To be done: Your task is to copy every line of the entries that contains "Executive".

[A block of data]
## begin

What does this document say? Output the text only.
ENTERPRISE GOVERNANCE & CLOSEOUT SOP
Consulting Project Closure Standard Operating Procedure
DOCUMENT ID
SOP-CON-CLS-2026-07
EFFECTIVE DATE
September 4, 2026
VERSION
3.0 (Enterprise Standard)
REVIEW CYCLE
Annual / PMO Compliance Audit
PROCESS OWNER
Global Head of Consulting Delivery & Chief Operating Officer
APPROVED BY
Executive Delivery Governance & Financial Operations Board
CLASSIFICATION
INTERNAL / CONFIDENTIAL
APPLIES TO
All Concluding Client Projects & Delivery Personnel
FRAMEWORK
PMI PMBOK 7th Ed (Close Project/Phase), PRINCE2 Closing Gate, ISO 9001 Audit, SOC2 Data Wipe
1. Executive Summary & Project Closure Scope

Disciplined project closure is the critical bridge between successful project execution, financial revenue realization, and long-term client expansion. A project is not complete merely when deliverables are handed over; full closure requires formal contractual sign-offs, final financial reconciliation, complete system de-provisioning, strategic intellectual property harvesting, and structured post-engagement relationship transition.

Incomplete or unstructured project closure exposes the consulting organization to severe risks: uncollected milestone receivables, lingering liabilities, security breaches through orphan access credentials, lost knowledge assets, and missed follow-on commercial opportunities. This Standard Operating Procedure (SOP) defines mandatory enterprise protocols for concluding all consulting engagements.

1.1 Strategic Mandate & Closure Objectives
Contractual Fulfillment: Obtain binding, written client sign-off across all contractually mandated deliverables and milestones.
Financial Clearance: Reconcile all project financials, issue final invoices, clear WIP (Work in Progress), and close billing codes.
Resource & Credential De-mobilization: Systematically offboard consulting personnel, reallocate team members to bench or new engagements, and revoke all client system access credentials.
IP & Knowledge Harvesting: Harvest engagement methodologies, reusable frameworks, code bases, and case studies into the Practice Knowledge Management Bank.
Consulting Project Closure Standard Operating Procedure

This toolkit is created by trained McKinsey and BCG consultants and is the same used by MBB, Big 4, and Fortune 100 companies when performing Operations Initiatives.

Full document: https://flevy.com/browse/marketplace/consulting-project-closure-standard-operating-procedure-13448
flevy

## end
## begin

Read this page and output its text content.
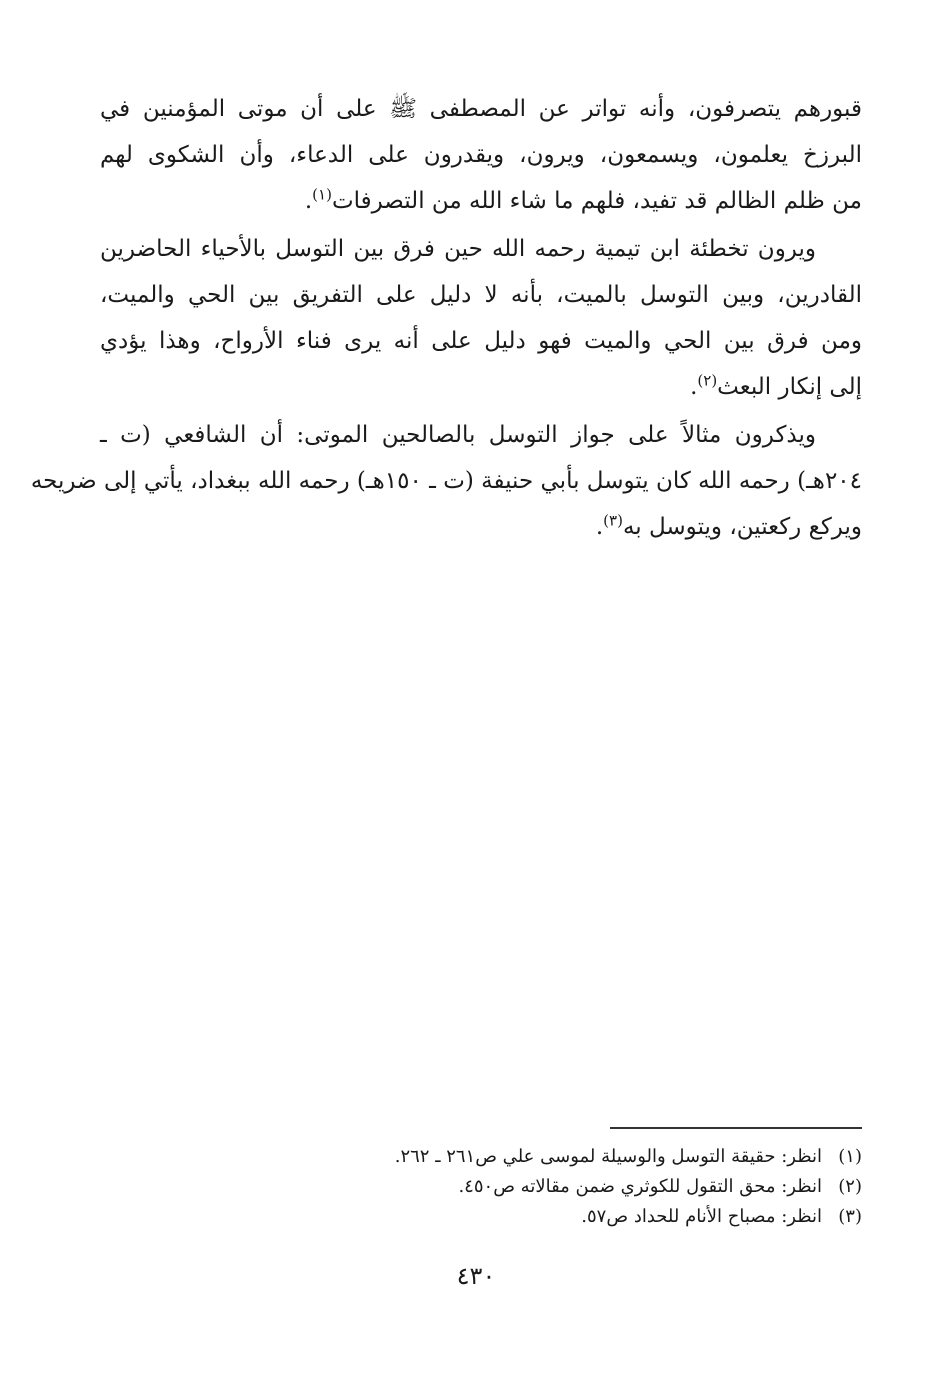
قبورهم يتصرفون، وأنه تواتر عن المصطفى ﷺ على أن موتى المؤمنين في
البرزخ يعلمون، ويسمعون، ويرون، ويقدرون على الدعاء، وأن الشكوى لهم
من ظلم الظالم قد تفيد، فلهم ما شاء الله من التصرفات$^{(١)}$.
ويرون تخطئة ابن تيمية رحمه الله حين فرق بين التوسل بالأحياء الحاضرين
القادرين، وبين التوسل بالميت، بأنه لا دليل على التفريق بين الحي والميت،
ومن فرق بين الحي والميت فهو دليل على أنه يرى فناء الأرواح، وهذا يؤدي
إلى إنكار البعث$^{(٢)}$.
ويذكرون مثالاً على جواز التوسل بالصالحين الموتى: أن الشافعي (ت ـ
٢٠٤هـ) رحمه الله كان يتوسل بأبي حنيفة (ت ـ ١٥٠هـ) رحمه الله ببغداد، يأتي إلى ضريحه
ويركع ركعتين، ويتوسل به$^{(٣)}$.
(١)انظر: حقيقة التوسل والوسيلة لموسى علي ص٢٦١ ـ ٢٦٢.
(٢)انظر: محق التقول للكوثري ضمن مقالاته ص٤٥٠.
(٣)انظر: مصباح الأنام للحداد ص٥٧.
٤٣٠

## end
## begin

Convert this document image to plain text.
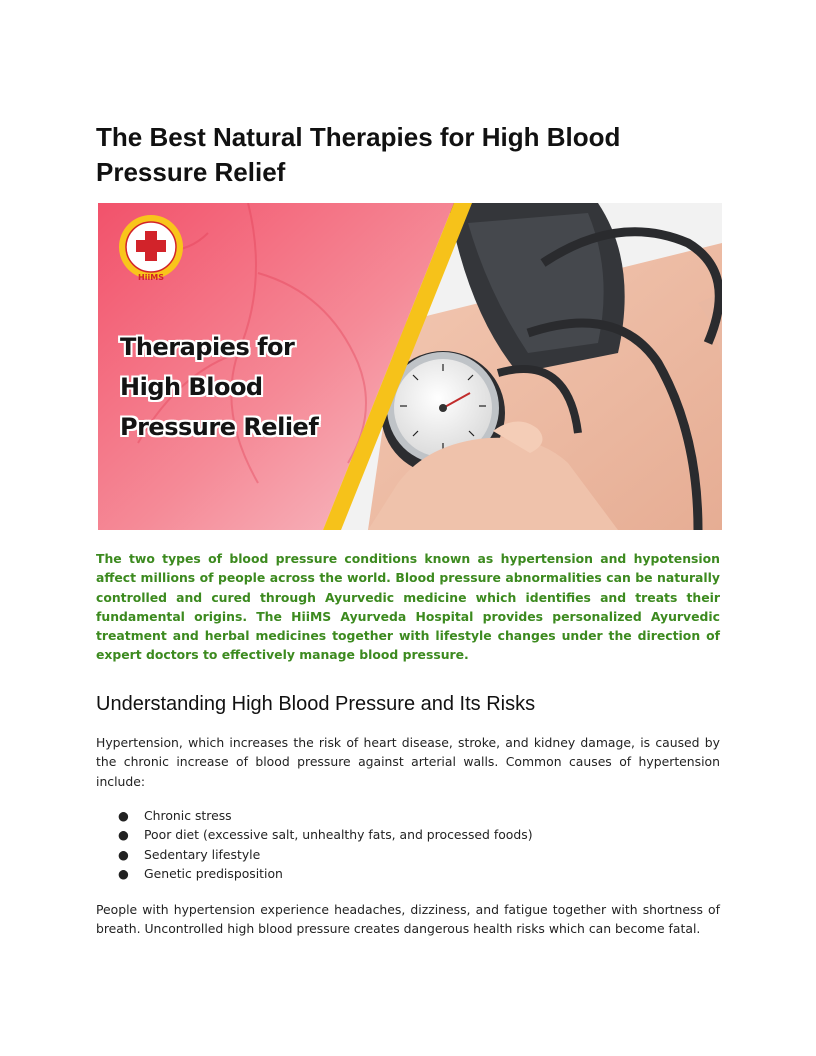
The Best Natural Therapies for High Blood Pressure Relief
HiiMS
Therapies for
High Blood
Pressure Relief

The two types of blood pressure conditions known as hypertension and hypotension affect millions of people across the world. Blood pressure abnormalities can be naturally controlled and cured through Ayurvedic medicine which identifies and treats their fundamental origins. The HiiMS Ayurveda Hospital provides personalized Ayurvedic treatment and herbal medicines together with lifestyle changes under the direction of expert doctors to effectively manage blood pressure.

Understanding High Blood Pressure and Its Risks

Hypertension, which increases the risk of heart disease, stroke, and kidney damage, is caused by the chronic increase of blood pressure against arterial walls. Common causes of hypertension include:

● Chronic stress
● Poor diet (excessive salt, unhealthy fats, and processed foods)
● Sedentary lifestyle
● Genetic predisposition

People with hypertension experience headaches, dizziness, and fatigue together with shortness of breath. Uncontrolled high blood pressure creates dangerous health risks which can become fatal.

## end

Exercise output:
Executive Delivery Governance & Financial Operations Board
1. Executive Summary & Project Closure Scope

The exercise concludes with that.